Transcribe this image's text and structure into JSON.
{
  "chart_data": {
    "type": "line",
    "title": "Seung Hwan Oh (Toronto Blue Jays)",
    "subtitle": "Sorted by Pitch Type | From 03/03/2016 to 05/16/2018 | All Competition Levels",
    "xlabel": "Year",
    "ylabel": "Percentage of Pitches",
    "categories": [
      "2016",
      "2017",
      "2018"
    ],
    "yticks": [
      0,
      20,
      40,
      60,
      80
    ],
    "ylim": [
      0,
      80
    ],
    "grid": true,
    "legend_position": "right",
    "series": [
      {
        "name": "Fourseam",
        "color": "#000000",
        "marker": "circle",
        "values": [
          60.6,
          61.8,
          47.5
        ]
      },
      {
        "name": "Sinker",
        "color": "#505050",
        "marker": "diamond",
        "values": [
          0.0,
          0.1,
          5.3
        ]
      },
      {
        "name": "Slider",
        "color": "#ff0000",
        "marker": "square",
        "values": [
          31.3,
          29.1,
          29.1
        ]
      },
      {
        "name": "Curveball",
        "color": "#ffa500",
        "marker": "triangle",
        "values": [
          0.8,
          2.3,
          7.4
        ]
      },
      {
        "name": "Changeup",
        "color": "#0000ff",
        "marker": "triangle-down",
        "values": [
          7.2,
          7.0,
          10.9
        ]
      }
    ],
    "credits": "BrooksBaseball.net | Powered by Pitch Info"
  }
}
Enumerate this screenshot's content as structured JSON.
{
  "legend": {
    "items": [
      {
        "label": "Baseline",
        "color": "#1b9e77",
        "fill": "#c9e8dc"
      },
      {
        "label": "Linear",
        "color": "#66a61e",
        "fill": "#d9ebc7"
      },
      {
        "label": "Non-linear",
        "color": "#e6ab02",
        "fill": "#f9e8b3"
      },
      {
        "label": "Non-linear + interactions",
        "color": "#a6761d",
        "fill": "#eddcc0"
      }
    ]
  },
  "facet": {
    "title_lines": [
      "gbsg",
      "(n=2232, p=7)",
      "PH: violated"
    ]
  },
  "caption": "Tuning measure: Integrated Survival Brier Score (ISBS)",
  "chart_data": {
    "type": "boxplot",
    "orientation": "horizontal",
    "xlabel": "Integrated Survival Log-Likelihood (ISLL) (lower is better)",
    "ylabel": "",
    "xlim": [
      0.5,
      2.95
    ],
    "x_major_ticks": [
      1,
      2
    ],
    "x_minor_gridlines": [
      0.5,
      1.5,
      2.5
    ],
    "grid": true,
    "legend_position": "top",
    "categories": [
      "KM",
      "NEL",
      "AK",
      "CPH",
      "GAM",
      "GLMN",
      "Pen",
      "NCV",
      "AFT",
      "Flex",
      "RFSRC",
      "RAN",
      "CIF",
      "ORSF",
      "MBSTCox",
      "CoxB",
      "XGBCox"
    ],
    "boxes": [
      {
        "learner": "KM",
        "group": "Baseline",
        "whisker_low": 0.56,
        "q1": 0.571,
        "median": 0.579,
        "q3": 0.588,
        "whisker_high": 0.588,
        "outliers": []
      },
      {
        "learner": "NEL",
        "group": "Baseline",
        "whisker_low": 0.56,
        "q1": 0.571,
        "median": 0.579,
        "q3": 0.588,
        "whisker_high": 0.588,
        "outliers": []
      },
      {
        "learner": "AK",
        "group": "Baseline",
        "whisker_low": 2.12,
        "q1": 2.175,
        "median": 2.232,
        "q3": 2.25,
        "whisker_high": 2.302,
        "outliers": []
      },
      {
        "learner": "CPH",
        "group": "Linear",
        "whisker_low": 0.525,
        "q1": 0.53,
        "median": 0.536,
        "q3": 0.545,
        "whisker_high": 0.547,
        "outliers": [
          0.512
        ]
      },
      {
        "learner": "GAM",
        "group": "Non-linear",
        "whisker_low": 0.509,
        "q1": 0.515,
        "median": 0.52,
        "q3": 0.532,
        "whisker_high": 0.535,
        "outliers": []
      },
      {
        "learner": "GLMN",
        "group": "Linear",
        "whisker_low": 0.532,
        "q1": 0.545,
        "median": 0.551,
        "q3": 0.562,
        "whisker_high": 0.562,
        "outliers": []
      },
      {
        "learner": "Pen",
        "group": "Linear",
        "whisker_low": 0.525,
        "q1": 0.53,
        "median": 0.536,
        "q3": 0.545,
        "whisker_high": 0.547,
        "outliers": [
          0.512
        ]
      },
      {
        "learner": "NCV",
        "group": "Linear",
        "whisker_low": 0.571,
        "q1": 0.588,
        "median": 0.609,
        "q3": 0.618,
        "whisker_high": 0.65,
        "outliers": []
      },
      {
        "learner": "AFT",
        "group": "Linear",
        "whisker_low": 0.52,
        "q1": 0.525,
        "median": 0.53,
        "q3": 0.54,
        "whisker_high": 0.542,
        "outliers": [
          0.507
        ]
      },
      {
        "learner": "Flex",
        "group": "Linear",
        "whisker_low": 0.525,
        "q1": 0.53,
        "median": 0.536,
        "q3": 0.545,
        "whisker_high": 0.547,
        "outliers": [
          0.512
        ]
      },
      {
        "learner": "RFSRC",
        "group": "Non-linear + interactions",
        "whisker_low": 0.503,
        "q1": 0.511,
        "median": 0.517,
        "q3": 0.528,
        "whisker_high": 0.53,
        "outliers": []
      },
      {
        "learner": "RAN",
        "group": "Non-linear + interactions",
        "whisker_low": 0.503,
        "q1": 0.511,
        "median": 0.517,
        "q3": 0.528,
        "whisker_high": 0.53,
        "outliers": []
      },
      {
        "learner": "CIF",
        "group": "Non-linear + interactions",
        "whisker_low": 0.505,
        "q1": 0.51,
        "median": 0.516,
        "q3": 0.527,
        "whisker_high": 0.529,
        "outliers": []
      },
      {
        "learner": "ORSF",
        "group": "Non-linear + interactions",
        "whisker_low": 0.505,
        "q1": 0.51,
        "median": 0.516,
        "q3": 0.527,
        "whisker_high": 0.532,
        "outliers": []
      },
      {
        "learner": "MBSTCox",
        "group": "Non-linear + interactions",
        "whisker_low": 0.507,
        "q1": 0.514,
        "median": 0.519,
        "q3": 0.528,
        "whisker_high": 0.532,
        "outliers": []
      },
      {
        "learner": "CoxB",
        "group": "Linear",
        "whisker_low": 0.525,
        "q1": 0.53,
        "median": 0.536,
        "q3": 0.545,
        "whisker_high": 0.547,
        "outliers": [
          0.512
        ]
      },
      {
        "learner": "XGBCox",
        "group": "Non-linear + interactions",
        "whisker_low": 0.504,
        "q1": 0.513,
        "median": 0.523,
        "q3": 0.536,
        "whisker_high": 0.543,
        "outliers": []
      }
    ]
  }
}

Your objective:
Return the material in full, exactly as shown.

In response:
Transcribe this image's text and structure into JSON.
{
  "chart_data": {
    "type": "line",
    "title": "Seung Hwan Oh (Toronto Blue Jays)",
    "subtitle": "Sorted by Pitch Type | From 03/03/2016 to 05/16/2018 | All Competition Levels",
    "xlabel": "Year",
    "ylabel": "Percentage of Pitches",
    "categories": [
      "2016",
      "2017",
      "2018"
    ],
    "yticks": [
      0,
      20,
      40,
      60,
      80
    ],
    "ylim": [
      0,
      80
    ],
    "grid": true,
    "legend_position": "right",
    "series": [
      {
        "name": "Fourseam",
        "color": "#000000",
        "marker": "circle",
        "values": [
          60.6,
          61.8,
          47.5
        ]
      },
      {
        "name": "Sinker",
        "color": "#505050",
        "marker": "diamond",
        "values": [
          0.0,
          0.1,
          5.3
        ]
      },
      {
        "name": "Slider",
        "color": "#ff0000",
        "marker": "square",
        "values": [
          31.3,
          29.1,
          29.1
        ]
      },
      {
        "name": "Curveball",
        "color": "#ffa500",
        "marker": "triangle",
        "values": [
          0.8,
          2.3,
          7.4
        ]
      },
      {
        "name": "Changeup",
        "color": "#0000ff",
        "marker": "triangle-down",
        "values": [
          7.2,
          7.0,
          10.9
        ]
      }
    ],
    "credits": "BrooksBaseball.net | Powered by Pitch Info"
  }
}
Enumerate this screenshot's content as structured JSON.
{
  "legend": {
    "items": [
      {
        "label": "Baseline",
        "color": "#1b9e77",
        "fill": "#c9e8dc"
      },
      {
        "label": "Linear",
        "color": "#66a61e",
        "fill": "#d9ebc7"
      },
      {
        "label": "Non-linear",
        "color": "#e6ab02",
        "fill": "#f9e8b3"
      },
      {
        "label": "Non-linear + interactions",
        "color": "#a6761d",
        "fill": "#eddcc0"
      }
    ]
  },
  "facet": {
    "title_lines": [
      "gbsg",
      "(n=2232, p=7)",
      "PH: violated"
    ]
  },
  "caption": "Tuning measure: Integrated Survival Brier Score (ISBS)",
  "chart_data": {
    "type": "boxplot",
    "orientation": "horizontal",
    "xlabel": "Integrated Survival Log-Likelihood (ISLL) (lower is better)",
    "ylabel": "",
    "xlim": [
      0.5,
      2.95
    ],
    "x_major_ticks": [
      1,
      2
    ],
    "x_minor_gridlines": [
      0.5,
      1.5,
      2.5
    ],
    "grid": true,
    "legend_position": "top",
    "categories": [
      "KM",
      "NEL",
      "AK",
      "CPH",
      "GAM",
      "GLMN",
      "Pen",
      "NCV",
      "AFT",
      "Flex",
      "RFSRC",
      "RAN",
      "CIF",
      "ORSF",
      "MBSTCox",
      "CoxB",
      "XGBCox"
    ],
    "boxes": [
      {
        "learner": "KM",
        "group": "Baseline",
        "whisker_low": 0.56,
        "q1": 0.571,
        "median": 0.579,
        "q3": 0.588,
        "whisker_high": 0.588,
        "outliers": []
      },
      {
        "learner": "NEL",
        "group": "Baseline",
        "whisker_low": 0.56,
        "q1": 0.571,
        "median": 0.579,
        "q3": 0.588,
        "whisker_high": 0.588,
        "outliers": []
      },
      {
        "learner": "AK",
        "group": "Baseline",
        "whisker_low": 2.12,
        "q1": 2.175,
        "median": 2.232,
        "q3": 2.25,
        "whisker_high": 2.302,
        "outliers": []
      },
      {
        "learner": "CPH",
        "group": "Linear",
        "whisker_low": 0.525,
        "q1": 0.53,
        "median": 0.536,
        "q3": 0.545,
        "whisker_high": 0.547,
        "outliers": [
          0.512
        ]
      },
      {
        "learner": "GAM",
        "group": "Non-linear",
        "whisker_low": 0.509,
        "q1": 0.515,
        "median": 0.52,
        "q3": 0.532,
        "whisker_high": 0.535,
        "outliers": []
      },
      {
        "learner": "GLMN",
        "group": "Linear",
        "whisker_low": 0.532,
        "q1": 0.545,
        "median": 0.551,
        "q3": 0.562,
        "whisker_high": 0.562,
        "outliers": []
      },
      {
        "learner": "Pen",
        "group": "Linear",
        "whisker_low": 0.525,
        "q1": 0.53,
        "median": 0.536,
        "q3": 0.545,
        "whisker_high": 0.547,
        "outliers": [
          0.512
        ]
      },
      {
        "learner": "NCV",
        "group": "Linear",
        "whisker_low": 0.571,
        "q1": 0.588,
        "median": 0.609,
        "q3": 0.618,
        "whisker_high": 0.65,
        "outliers": []
      },
      {
        "learner": "AFT",
        "group": "Linear",
        "whisker_low": 0.52,
        "q1": 0.525,
        "median": 0.53,
        "q3": 0.54,
        "whisker_high": 0.542,
        "outliers": [
          0.507
        ]
      },
      {
        "learner": "Flex",
        "group": "Linear",
        "whisker_low": 0.525,
        "q1": 0.53,
        "median": 0.536,
        "q3": 0.545,
        "whisker_high": 0.547,
        "outliers": [
          0.512
        ]
      },
      {
        "learner": "RFSRC",
        "group": "Non-linear + interactions",
        "whisker_low": 0.503,
        "q1": 0.511,
        "median": 0.517,
        "q3": 0.528,
        "whisker_high": 0.53,
        "outliers": []
      },
      {
        "learner": "RAN",
        "group": "Non-linear + interactions",
        "whisker_low": 0.503,
        "q1": 0.511,
        "median": 0.517,
        "q3": 0.528,
        "whisker_high": 0.53,
        "outliers": []
      },
      {
        "learner": "CIF",
        "group": "Non-linear + interactions",
        "whisker_low": 0.505,
        "q1": 0.51,
        "median": 0.516,
        "q3": 0.527,
        "whisker_high": 0.529,
        "outliers": []
      },
      {
        "learner": "ORSF",
        "group": "Non-linear + interactions",
        "whisker_low": 0.505,
        "q1": 0.51,
        "median": 0.516,
        "q3": 0.527,
        "whisker_high": 0.532,
        "outliers": []
      },
      {
        "learner": "MBSTCox",
        "group": "Non-linear + interactions",
        "whisker_low": 0.507,
        "q1": 0.514,
        "median": 0.519,
        "q3": 0.528,
        "whisker_high": 0.532,
        "outliers": []
      },
      {
        "learner": "CoxB",
        "group": "Linear",
        "whisker_low": 0.525,
        "q1": 0.53,
        "median": 0.536,
        "q3": 0.545,
        "whisker_high": 0.547,
        "outliers": [
          0.512
        ]
      },
      {
        "learner": "XGBCox",
        "group": "Non-linear + interactions",
        "whisker_low": 0.504,
        "q1": 0.513,
        "median": 0.523,
        "q3": 0.536,
        "whisker_high": 0.543,
        "outliers": []
      }
    ]
  }
}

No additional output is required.